** DIRECTIONS FOR THIS TASK **
Identify every line in the records below that contains the word "미국항로", and copy each of those lines.

---*---

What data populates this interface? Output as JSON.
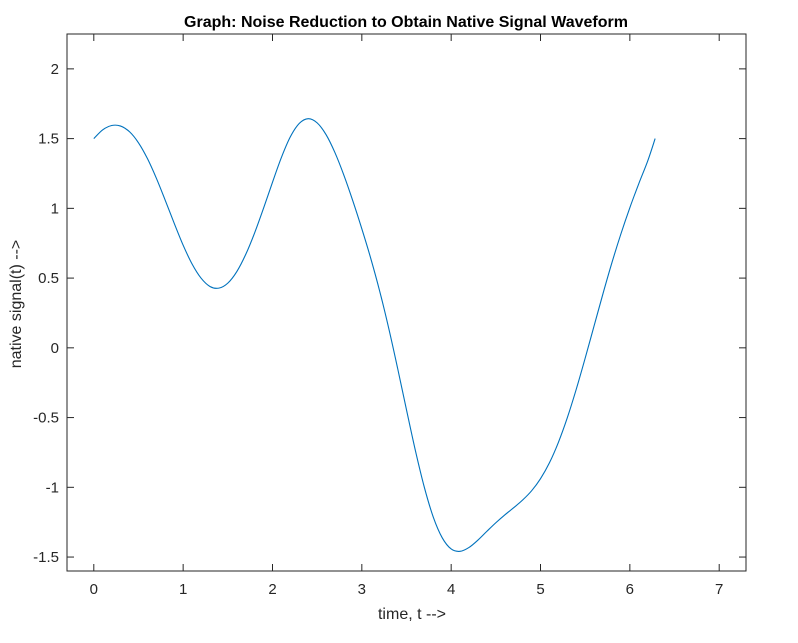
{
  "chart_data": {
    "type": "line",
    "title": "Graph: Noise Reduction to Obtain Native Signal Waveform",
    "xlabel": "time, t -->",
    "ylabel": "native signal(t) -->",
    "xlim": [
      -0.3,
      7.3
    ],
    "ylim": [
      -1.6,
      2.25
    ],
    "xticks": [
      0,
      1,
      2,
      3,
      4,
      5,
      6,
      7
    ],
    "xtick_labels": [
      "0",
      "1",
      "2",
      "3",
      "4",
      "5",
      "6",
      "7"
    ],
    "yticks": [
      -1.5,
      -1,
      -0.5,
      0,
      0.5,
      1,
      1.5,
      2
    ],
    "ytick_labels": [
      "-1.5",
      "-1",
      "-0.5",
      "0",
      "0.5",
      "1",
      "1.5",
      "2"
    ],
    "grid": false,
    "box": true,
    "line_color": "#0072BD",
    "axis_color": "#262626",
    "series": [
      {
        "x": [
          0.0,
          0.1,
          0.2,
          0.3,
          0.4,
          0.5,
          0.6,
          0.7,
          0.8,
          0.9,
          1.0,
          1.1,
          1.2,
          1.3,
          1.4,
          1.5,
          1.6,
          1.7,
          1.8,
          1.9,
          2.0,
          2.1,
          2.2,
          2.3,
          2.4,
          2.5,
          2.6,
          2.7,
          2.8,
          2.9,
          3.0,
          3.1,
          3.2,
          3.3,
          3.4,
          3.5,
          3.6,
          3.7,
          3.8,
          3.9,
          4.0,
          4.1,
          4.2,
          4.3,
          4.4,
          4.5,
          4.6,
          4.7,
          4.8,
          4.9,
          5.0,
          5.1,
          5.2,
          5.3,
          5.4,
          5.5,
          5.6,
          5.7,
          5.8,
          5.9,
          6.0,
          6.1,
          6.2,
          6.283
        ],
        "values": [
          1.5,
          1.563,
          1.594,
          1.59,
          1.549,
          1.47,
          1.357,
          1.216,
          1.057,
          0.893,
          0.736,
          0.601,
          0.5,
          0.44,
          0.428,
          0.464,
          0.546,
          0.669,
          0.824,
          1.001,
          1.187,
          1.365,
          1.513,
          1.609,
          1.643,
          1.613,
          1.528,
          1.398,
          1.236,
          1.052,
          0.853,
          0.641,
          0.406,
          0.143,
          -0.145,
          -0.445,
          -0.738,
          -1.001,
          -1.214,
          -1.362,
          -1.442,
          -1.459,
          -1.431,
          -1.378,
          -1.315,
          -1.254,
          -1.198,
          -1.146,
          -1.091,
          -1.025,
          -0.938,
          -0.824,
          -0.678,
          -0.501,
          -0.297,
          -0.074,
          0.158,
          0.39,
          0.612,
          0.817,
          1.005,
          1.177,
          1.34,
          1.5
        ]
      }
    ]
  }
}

---*---

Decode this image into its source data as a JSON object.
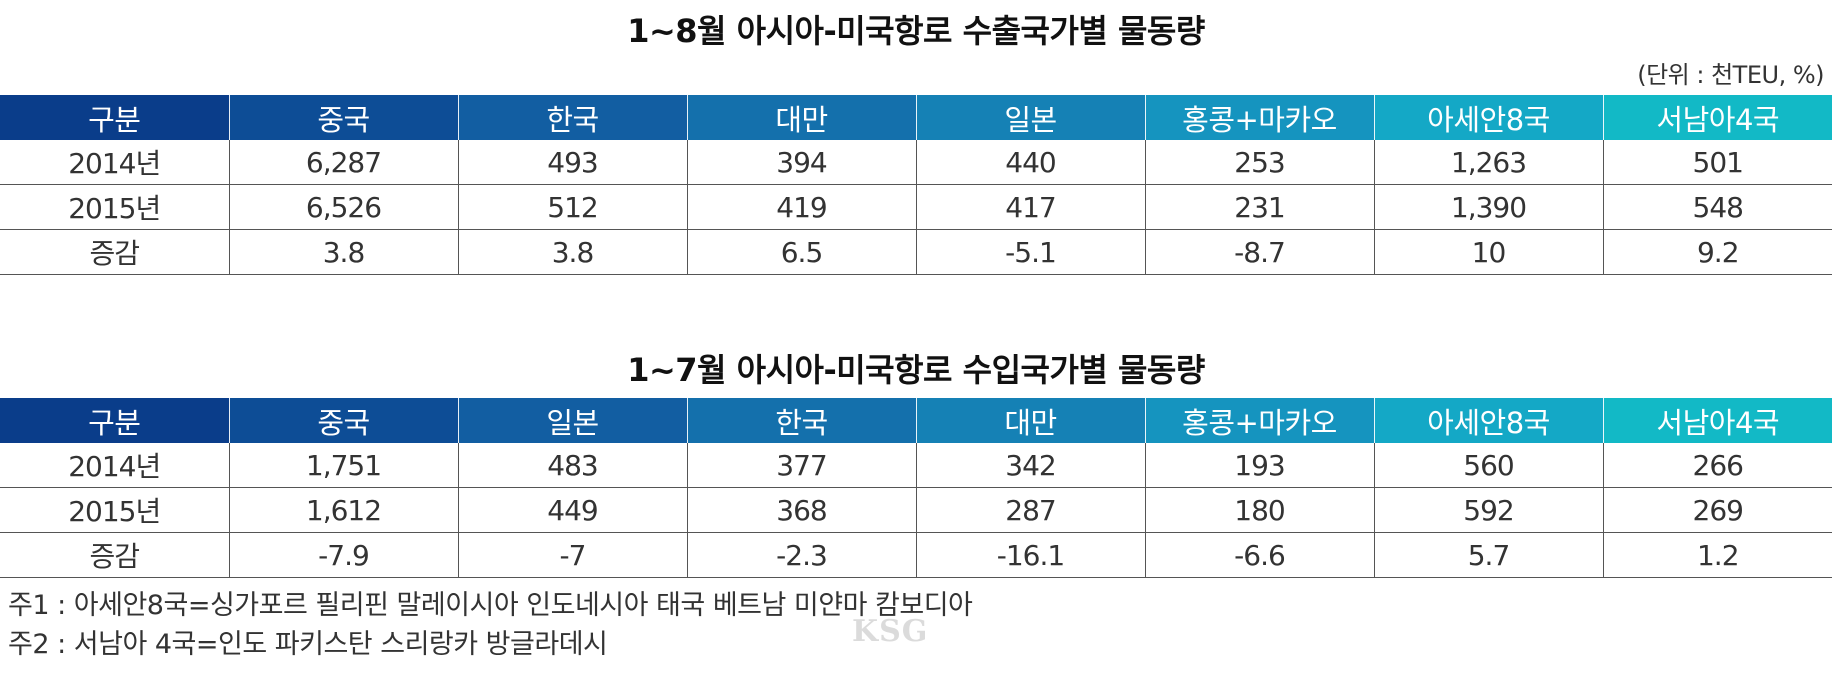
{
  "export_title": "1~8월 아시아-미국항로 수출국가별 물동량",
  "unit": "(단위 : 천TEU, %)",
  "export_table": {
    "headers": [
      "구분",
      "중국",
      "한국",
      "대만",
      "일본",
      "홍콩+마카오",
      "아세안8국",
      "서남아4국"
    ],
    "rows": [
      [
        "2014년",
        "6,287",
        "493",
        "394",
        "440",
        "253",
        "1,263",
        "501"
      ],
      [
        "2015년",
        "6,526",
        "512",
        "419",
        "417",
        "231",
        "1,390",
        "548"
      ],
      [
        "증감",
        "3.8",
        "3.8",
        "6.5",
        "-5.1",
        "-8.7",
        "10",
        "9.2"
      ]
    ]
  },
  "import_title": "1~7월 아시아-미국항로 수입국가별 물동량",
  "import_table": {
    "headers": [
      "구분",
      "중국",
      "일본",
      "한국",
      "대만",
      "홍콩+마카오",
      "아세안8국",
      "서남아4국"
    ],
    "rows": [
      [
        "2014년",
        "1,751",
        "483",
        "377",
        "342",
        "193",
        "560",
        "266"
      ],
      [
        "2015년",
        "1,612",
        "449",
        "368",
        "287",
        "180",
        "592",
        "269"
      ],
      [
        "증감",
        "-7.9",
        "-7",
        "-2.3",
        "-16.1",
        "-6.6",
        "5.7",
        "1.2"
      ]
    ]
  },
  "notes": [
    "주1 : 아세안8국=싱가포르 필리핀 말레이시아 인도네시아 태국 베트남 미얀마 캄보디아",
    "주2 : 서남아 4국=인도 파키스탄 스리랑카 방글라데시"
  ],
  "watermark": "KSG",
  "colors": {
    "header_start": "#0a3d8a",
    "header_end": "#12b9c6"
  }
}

---*---

** OUTPUT FOR THIS EXERCISE **
  "export_title": "1~8월 아시아-미국항로 수출국가별 물동량",
  "import_title": "1~7월 아시아-미국항로 수입국가별 물동량",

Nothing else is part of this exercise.